Stored data entries:
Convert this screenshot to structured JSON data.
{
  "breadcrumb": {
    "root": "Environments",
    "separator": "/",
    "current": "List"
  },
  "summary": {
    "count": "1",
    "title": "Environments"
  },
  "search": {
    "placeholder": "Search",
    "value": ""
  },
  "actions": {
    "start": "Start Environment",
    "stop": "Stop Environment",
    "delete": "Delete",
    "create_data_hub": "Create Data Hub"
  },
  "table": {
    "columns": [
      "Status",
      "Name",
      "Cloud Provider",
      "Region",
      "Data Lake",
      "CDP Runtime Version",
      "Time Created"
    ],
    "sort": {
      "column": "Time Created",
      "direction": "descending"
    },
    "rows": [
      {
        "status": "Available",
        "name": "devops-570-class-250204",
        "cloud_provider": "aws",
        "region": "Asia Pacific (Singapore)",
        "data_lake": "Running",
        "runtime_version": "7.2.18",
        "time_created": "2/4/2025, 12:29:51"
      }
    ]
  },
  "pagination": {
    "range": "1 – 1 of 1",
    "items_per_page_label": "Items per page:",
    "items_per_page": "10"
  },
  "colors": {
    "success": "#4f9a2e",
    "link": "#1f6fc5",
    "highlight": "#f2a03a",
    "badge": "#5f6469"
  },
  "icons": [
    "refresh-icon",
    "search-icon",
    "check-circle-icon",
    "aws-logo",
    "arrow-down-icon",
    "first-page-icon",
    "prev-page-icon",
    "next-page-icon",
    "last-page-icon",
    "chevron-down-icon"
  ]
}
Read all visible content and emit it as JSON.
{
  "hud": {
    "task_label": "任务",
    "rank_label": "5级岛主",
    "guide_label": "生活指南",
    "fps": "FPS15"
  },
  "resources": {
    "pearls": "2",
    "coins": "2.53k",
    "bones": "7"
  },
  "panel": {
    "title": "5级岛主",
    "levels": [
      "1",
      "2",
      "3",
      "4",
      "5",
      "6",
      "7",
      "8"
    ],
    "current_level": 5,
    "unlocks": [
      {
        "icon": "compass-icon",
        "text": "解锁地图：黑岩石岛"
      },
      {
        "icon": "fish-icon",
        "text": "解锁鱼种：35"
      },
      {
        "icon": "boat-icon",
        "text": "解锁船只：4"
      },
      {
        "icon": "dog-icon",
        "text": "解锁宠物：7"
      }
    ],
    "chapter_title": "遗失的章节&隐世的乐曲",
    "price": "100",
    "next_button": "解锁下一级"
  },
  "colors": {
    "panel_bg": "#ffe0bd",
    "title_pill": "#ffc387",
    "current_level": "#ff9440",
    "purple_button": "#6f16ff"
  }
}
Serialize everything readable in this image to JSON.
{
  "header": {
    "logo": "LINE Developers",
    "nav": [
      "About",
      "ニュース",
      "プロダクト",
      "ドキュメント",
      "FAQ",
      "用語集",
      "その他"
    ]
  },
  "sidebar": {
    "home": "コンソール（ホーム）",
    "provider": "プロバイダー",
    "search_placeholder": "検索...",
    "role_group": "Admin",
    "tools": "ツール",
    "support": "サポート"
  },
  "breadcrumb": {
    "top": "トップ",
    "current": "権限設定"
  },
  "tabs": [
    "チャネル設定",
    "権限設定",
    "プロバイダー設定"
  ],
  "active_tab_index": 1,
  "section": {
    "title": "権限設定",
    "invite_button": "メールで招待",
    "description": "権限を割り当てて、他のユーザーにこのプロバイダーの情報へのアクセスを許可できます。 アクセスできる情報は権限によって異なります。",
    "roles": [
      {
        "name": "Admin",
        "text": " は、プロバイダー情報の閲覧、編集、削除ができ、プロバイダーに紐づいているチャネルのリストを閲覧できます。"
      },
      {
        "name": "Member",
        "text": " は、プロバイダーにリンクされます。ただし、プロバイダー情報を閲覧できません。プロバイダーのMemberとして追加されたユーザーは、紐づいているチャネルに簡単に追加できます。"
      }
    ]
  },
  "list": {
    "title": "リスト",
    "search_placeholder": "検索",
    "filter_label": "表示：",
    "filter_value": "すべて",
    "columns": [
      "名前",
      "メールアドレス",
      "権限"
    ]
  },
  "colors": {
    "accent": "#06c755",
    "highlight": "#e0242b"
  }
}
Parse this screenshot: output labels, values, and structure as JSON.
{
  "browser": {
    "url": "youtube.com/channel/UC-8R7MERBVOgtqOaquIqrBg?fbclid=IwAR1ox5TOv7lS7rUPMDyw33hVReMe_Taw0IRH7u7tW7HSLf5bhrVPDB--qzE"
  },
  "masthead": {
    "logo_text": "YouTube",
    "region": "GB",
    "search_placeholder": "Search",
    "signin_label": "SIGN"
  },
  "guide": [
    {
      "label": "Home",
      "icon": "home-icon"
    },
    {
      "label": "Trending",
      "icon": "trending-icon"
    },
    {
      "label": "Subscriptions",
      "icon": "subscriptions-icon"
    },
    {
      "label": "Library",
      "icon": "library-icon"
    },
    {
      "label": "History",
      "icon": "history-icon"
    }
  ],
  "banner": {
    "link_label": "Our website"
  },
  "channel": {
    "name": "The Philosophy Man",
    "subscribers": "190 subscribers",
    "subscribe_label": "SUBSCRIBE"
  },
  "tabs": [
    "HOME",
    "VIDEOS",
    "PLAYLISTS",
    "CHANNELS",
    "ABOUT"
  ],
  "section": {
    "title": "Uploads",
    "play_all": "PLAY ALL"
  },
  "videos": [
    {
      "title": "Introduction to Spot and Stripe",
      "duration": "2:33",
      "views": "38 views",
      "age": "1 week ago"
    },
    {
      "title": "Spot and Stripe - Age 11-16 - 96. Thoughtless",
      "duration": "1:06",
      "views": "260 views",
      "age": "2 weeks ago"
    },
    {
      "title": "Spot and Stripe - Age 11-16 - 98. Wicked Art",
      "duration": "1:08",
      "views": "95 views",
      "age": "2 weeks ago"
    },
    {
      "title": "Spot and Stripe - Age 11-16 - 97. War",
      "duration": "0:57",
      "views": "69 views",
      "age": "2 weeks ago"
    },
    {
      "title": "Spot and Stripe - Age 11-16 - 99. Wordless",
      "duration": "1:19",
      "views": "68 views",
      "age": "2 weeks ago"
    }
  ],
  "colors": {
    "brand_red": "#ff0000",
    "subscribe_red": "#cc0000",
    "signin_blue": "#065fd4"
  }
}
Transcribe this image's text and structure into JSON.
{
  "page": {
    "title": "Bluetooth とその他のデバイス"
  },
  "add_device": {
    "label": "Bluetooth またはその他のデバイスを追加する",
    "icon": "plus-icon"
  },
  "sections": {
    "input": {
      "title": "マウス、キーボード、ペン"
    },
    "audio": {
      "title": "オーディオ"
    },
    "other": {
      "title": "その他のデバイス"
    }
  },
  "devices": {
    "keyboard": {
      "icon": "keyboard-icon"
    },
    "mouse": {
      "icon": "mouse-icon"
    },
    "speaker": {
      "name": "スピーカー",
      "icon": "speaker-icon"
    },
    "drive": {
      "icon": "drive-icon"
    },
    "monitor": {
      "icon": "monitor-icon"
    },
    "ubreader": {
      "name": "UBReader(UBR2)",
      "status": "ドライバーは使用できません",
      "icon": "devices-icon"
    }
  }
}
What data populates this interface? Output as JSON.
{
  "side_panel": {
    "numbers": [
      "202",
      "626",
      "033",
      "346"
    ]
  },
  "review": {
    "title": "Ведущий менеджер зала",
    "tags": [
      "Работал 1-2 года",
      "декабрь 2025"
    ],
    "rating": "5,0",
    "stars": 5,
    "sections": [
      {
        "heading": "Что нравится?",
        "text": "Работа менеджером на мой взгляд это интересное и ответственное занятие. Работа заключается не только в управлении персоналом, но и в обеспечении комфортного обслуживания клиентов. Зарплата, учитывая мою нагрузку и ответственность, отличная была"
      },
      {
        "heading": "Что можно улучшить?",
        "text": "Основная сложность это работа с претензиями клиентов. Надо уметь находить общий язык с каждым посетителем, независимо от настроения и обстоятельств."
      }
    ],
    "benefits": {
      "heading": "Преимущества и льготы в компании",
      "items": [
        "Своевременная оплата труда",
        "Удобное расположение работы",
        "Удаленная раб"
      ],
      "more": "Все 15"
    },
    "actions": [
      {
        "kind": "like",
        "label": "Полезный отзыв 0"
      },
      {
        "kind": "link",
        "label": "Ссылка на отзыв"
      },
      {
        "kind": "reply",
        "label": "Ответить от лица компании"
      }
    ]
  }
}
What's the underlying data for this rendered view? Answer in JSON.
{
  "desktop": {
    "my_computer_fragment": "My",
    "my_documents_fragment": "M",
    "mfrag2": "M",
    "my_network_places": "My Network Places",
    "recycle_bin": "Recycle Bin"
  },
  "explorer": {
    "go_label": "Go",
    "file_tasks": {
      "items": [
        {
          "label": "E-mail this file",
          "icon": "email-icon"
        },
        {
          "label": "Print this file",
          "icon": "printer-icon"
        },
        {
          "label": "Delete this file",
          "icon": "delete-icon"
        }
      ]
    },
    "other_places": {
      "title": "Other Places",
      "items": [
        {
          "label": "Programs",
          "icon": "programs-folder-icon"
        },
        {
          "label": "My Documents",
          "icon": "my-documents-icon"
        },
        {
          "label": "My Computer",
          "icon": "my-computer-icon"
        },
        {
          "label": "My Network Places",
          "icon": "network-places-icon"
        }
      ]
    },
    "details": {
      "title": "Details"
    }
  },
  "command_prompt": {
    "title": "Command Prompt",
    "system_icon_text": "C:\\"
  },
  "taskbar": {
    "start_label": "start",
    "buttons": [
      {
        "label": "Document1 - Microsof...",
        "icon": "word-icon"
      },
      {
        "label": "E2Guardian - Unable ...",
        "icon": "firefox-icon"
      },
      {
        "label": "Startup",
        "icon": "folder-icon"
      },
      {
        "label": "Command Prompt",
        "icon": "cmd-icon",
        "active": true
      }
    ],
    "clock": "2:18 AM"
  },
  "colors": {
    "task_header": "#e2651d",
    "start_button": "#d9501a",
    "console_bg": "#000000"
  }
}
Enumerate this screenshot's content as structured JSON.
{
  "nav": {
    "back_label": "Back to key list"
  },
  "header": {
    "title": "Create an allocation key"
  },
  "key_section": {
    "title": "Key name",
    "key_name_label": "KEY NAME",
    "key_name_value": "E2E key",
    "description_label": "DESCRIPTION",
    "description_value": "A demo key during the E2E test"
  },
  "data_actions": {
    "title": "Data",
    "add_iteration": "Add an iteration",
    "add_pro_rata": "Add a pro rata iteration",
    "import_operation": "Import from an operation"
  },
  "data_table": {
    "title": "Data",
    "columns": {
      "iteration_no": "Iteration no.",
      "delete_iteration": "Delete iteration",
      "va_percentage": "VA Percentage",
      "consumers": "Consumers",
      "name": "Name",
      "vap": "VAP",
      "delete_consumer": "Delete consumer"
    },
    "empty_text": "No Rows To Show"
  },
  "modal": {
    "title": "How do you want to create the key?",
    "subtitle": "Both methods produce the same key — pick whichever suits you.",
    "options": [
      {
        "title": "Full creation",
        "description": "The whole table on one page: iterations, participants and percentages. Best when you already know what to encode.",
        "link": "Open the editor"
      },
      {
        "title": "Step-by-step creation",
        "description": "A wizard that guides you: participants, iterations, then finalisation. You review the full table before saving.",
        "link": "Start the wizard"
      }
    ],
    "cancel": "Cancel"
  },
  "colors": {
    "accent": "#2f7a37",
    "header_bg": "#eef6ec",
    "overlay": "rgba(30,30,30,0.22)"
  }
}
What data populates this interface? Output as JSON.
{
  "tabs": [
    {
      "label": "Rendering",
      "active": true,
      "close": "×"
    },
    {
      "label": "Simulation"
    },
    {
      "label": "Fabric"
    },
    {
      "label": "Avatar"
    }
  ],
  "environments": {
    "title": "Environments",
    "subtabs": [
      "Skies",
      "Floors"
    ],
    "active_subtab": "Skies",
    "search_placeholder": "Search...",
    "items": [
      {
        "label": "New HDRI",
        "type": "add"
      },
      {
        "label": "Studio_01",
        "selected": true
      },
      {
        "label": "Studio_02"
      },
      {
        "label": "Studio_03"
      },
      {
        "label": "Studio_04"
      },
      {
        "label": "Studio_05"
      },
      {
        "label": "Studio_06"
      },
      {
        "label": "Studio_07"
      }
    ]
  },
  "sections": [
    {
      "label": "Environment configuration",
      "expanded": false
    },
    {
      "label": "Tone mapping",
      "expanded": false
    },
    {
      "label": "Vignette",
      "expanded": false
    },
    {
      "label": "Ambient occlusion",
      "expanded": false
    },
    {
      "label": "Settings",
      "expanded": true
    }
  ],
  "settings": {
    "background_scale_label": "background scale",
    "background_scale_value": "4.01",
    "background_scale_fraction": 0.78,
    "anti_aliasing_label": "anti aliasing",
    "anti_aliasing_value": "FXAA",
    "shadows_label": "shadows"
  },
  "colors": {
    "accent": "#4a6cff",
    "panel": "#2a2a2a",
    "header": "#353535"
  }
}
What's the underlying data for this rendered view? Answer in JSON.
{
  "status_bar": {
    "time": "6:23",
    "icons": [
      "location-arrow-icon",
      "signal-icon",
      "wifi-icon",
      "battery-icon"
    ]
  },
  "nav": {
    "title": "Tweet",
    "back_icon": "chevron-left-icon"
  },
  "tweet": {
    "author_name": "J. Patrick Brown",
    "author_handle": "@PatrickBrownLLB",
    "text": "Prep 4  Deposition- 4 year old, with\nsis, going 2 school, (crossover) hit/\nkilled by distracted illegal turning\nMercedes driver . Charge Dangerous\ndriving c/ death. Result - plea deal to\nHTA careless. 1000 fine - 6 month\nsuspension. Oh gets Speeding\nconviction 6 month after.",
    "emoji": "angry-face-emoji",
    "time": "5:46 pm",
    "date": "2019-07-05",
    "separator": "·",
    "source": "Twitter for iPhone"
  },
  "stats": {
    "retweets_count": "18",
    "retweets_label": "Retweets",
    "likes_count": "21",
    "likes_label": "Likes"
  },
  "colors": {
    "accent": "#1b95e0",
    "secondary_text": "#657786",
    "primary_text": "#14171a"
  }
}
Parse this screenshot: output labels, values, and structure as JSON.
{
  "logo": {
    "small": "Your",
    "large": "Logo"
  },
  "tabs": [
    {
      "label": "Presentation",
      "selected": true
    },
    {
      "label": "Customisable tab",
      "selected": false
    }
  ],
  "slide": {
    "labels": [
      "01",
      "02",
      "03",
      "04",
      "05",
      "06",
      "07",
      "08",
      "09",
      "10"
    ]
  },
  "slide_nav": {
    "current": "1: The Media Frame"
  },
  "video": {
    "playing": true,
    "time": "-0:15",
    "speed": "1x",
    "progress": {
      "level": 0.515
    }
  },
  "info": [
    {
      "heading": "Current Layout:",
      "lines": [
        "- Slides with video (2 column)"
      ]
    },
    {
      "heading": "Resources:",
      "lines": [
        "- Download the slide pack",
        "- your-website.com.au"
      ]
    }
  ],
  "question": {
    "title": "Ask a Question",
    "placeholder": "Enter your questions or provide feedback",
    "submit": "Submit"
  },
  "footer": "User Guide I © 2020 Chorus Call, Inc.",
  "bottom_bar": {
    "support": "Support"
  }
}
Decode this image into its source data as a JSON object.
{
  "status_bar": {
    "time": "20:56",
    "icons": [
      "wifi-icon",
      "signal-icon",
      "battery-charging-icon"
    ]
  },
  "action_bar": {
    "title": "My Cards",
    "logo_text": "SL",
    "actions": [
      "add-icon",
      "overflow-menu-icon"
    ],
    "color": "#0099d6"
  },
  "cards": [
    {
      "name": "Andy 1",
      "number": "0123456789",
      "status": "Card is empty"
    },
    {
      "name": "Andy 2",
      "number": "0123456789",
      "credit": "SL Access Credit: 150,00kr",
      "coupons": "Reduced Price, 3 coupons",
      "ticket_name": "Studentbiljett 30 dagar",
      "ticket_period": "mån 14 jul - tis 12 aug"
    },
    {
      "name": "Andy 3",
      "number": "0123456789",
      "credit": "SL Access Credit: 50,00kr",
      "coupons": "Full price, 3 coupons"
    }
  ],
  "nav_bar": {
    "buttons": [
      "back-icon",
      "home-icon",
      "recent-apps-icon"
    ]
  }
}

*Written instruction*
From the entries above, list each line with "review" in it.

*Result of this task*
  "review": {
        "description": "A wizard that guides you: participants, iterations, then finalisation. You review the full table before saving.",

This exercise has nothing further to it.